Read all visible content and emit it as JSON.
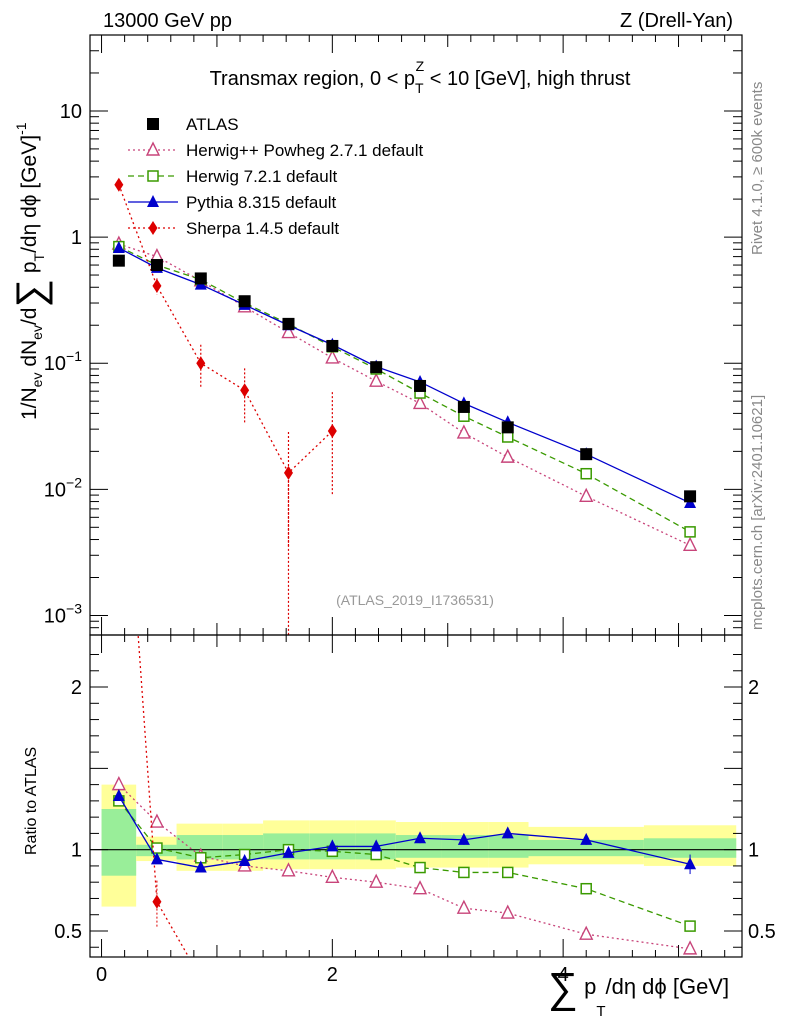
{
  "header": {
    "left": "13000 GeV pp",
    "right": "Z (Drell-Yan)"
  },
  "side": {
    "rivet": "Rivet 4.1.0, ≥ 600k events",
    "mcplots": "mcplots.cern.ch [arXiv:2401.10621]"
  },
  "chart_data": {
    "type": "scatter",
    "title": "Transmax region, 0 < p_T^Z < 10 [GeV], high thrust",
    "watermark": "(ATLAS_2019_I1736531)",
    "xlabel": "∑ p_T/dη dϕ [GeV]",
    "ylabel_main": "1/N_ev dN_ev/d∑ p_T/dη dϕ [GeV]^-1",
    "ylabel_ratio": "Ratio to ATLAS",
    "xlim": [
      -0.1,
      5.55
    ],
    "main_ylim": [
      0.0007,
      40
    ],
    "ratio_ylim": [
      0.34,
      2.32
    ],
    "main_yticks": [
      {
        "v": 10,
        "base": "10",
        "exp": ""
      },
      {
        "v": 1,
        "base": "1",
        "exp": ""
      },
      {
        "v": 0.1,
        "base": "10",
        "exp": "−1"
      },
      {
        "v": 0.01,
        "base": "10",
        "exp": "−2"
      },
      {
        "v": 0.001,
        "base": "10",
        "exp": "−3"
      }
    ],
    "ratio_yticks": [
      {
        "v": 2,
        "label": "2"
      },
      {
        "v": 1,
        "label": "1"
      },
      {
        "v": 0.5,
        "label": "0.5"
      }
    ],
    "xticks": [
      {
        "v": 0,
        "label": "0"
      },
      {
        "v": 2,
        "label": "2"
      },
      {
        "v": 4,
        "label": "4"
      }
    ],
    "bins": [
      [
        0,
        0.3
      ],
      [
        0.3,
        0.65
      ],
      [
        0.65,
        1.05
      ],
      [
        1.05,
        1.4
      ],
      [
        1.4,
        1.8
      ],
      [
        1.8,
        2.2
      ],
      [
        2.2,
        2.55
      ],
      [
        2.55,
        2.95
      ],
      [
        2.95,
        3.35
      ],
      [
        3.35,
        3.7
      ],
      [
        3.7,
        4.7
      ],
      [
        4.7,
        5.5
      ]
    ],
    "x": [
      0.15,
      0.48,
      0.86,
      1.24,
      1.62,
      2.0,
      2.38,
      2.76,
      3.14,
      3.52,
      4.2,
      5.1
    ],
    "band_yellow": [
      [
        0.65,
        1.4
      ],
      [
        0.93,
        1.08
      ],
      [
        0.87,
        1.16
      ],
      [
        0.87,
        1.16
      ],
      [
        0.88,
        1.18
      ],
      [
        0.88,
        1.18
      ],
      [
        0.88,
        1.18
      ],
      [
        0.89,
        1.17
      ],
      [
        0.89,
        1.17
      ],
      [
        0.89,
        1.17
      ],
      [
        0.91,
        1.14
      ],
      [
        0.9,
        1.15
      ]
    ],
    "band_green": [
      [
        0.84,
        1.25
      ],
      [
        0.96,
        1.03
      ],
      [
        0.94,
        1.09
      ],
      [
        0.94,
        1.09
      ],
      [
        0.94,
        1.1
      ],
      [
        0.94,
        1.1
      ],
      [
        0.94,
        1.1
      ],
      [
        0.95,
        1.09
      ],
      [
        0.95,
        1.09
      ],
      [
        0.95,
        1.09
      ],
      [
        0.96,
        1.06
      ],
      [
        0.95,
        1.07
      ]
    ],
    "series": [
      {
        "name": "ATLAS",
        "color": "#000000",
        "marker": "square-filled",
        "line": "none",
        "values": [
          0.65,
          0.6,
          0.47,
          0.31,
          0.205,
          0.137,
          0.093,
          0.066,
          0.045,
          0.031,
          0.019,
          0.0088
        ]
      },
      {
        "name": "Herwig++ Powheg 2.7.1 default",
        "color": "#c8447a",
        "marker": "triangle-open",
        "line": "dotted",
        "values": [
          0.88,
          0.7,
          0.45,
          0.28,
          0.175,
          0.11,
          0.072,
          0.048,
          0.028,
          0.018,
          0.0088,
          0.0036
        ],
        "ratio": [
          1.4,
          1.17,
          0.96,
          0.9,
          0.87,
          0.83,
          0.8,
          0.76,
          0.64,
          0.61,
          0.48,
          0.39
        ]
      },
      {
        "name": "Herwig 7.2.1 default",
        "color": "#3a9a00",
        "marker": "square-open",
        "line": "dashed",
        "values": [
          0.84,
          0.6,
          0.46,
          0.3,
          0.205,
          0.135,
          0.09,
          0.058,
          0.038,
          0.026,
          0.0133,
          0.0046
        ],
        "ratio": [
          1.3,
          1.01,
          0.95,
          0.97,
          1.0,
          0.99,
          0.97,
          0.89,
          0.86,
          0.86,
          0.76,
          0.53
        ]
      },
      {
        "name": "Pythia 8.315 default",
        "color": "#0000cc",
        "marker": "triangle-filled",
        "line": "solid",
        "values": [
          0.82,
          0.57,
          0.42,
          0.29,
          0.2,
          0.14,
          0.094,
          0.071,
          0.048,
          0.034,
          0.019,
          0.0078
        ],
        "ratio": [
          1.33,
          0.94,
          0.89,
          0.93,
          0.98,
          1.02,
          1.02,
          1.07,
          1.06,
          1.1,
          1.06,
          0.91
        ]
      },
      {
        "name": "Sherpa 1.4.5 default",
        "color": "#dd0000",
        "marker": "diamond-filled",
        "line": "dotted",
        "values": [
          2.6,
          0.41,
          0.1,
          0.061,
          0.0135,
          0.029
        ],
        "errors_low": [
          0.2,
          0.06,
          0.035,
          0.028,
          0.01,
          0.02
        ],
        "errors_high": [
          0.2,
          0.06,
          0.04,
          0.03,
          0.015,
          0.03
        ],
        "ratio": [
          4.0,
          0.68,
          0.21
        ]
      }
    ]
  }
}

Task goal: Restate the records word for word, omitting images.

Exercise answer:
Read all visible content and emit it as JSON.
{
  "header": {
    "left": "13000 GeV pp",
    "right": "Z (Drell-Yan)"
  },
  "side": {
    "rivet": "Rivet 4.1.0, ≥ 600k events",
    "mcplots": "mcplots.cern.ch [arXiv:2401.10621]"
  },
  "chart_data": {
    "type": "scatter",
    "title": "Transmax region, 0 < p_T^Z < 10 [GeV], high thrust",
    "watermark": "(ATLAS_2019_I1736531)",
    "xlabel": "∑ p_T/dη dϕ [GeV]",
    "ylabel_main": "1/N_ev dN_ev/d∑ p_T/dη dϕ [GeV]^-1",
    "ylabel_ratio": "Ratio to ATLAS",
    "xlim": [
      -0.1,
      5.55
    ],
    "main_ylim": [
      0.0007,
      40
    ],
    "ratio_ylim": [
      0.34,
      2.32
    ],
    "main_yticks": [
      {
        "v": 10,
        "base": "10",
        "exp": ""
      },
      {
        "v": 1,
        "base": "1",
        "exp": ""
      },
      {
        "v": 0.1,
        "base": "10",
        "exp": "−1"
      },
      {
        "v": 0.01,
        "base": "10",
        "exp": "−2"
      },
      {
        "v": 0.001,
        "base": "10",
        "exp": "−3"
      }
    ],
    "ratio_yticks": [
      {
        "v": 2,
        "label": "2"
      },
      {
        "v": 1,
        "label": "1"
      },
      {
        "v": 0.5,
        "label": "0.5"
      }
    ],
    "xticks": [
      {
        "v": 0,
        "label": "0"
      },
      {
        "v": 2,
        "label": "2"
      },
      {
        "v": 4,
        "label": "4"
      }
    ],
    "bins": [
      [
        0,
        0.3
      ],
      [
        0.3,
        0.65
      ],
      [
        0.65,
        1.05
      ],
      [
        1.05,
        1.4
      ],
      [
        1.4,
        1.8
      ],
      [
        1.8,
        2.2
      ],
      [
        2.2,
        2.55
      ],
      [
        2.55,
        2.95
      ],
      [
        2.95,
        3.35
      ],
      [
        3.35,
        3.7
      ],
      [
        3.7,
        4.7
      ],
      [
        4.7,
        5.5
      ]
    ],
    "x": [
      0.15,
      0.48,
      0.86,
      1.24,
      1.62,
      2.0,
      2.38,
      2.76,
      3.14,
      3.52,
      4.2,
      5.1
    ],
    "band_yellow": [
      [
        0.65,
        1.4
      ],
      [
        0.93,
        1.08
      ],
      [
        0.87,
        1.16
      ],
      [
        0.87,
        1.16
      ],
      [
        0.88,
        1.18
      ],
      [
        0.88,
        1.18
      ],
      [
        0.88,
        1.18
      ],
      [
        0.89,
        1.17
      ],
      [
        0.89,
        1.17
      ],
      [
        0.89,
        1.17
      ],
      [
        0.91,
        1.14
      ],
      [
        0.9,
        1.15
      ]
    ],
    "band_green": [
      [
        0.84,
        1.25
      ],
      [
        0.96,
        1.03
      ],
      [
        0.94,
        1.09
      ],
      [
        0.94,
        1.09
      ],
      [
        0.94,
        1.1
      ],
      [
        0.94,
        1.1
      ],
      [
        0.94,
        1.1
      ],
      [
        0.95,
        1.09
      ],
      [
        0.95,
        1.09
      ],
      [
        0.95,
        1.09
      ],
      [
        0.96,
        1.06
      ],
      [
        0.95,
        1.07
      ]
    ],
    "series": [
      {
        "name": "ATLAS",
        "color": "#000000",
        "marker": "square-filled",
        "line": "none",
        "values": [
          0.65,
          0.6,
          0.47,
          0.31,
          0.205,
          0.137,
          0.093,
          0.066,
          0.045,
          0.031,
          0.019,
          0.0088
        ]
      },
      {
        "name": "Herwig++ Powheg 2.7.1 default",
        "color": "#c8447a",
        "marker": "triangle-open",
        "line": "dotted",
        "values": [
          0.88,
          0.7,
          0.45,
          0.28,
          0.175,
          0.11,
          0.072,
          0.048,
          0.028,
          0.018,
          0.0088,
          0.0036
        ],
        "ratio": [
          1.4,
          1.17,
          0.96,
          0.9,
          0.87,
          0.83,
          0.8,
          0.76,
          0.64,
          0.61,
          0.48,
          0.39
        ]
      },
      {
        "name": "Herwig 7.2.1 default",
        "color": "#3a9a00",
        "marker": "square-open",
        "line": "dashed",
        "values": [
          0.84,
          0.6,
          0.46,
          0.3,
          0.205,
          0.135,
          0.09,
          0.058,
          0.038,
          0.026,
          0.0133,
          0.0046
        ],
        "ratio": [
          1.3,
          1.01,
          0.95,
          0.97,
          1.0,
          0.99,
          0.97,
          0.89,
          0.86,
          0.86,
          0.76,
          0.53
        ]
      },
      {
        "name": "Pythia 8.315 default",
        "color": "#0000cc",
        "marker": "triangle-filled",
        "line": "solid",
        "values": [
          0.82,
          0.57,
          0.42,
          0.29,
          0.2,
          0.14,
          0.094,
          0.071,
          0.048,
          0.034,
          0.019,
          0.0078
        ],
        "ratio": [
          1.33,
          0.94,
          0.89,
          0.93,
          0.98,
          1.02,
          1.02,
          1.07,
          1.06,
          1.1,
          1.06,
          0.91
        ]
      },
      {
        "name": "Sherpa 1.4.5 default",
        "color": "#dd0000",
        "marker": "diamond-filled",
        "line": "dotted",
        "values": [
          2.6,
          0.41,
          0.1,
          0.061,
          0.0135,
          0.029
        ],
        "errors_low": [
          0.2,
          0.06,
          0.035,
          0.028,
          0.01,
          0.02
        ],
        "errors_high": [
          0.2,
          0.06,
          0.04,
          0.03,
          0.015,
          0.03
        ],
        "ratio": [
          4.0,
          0.68,
          0.21
        ]
      }
    ]
  }
}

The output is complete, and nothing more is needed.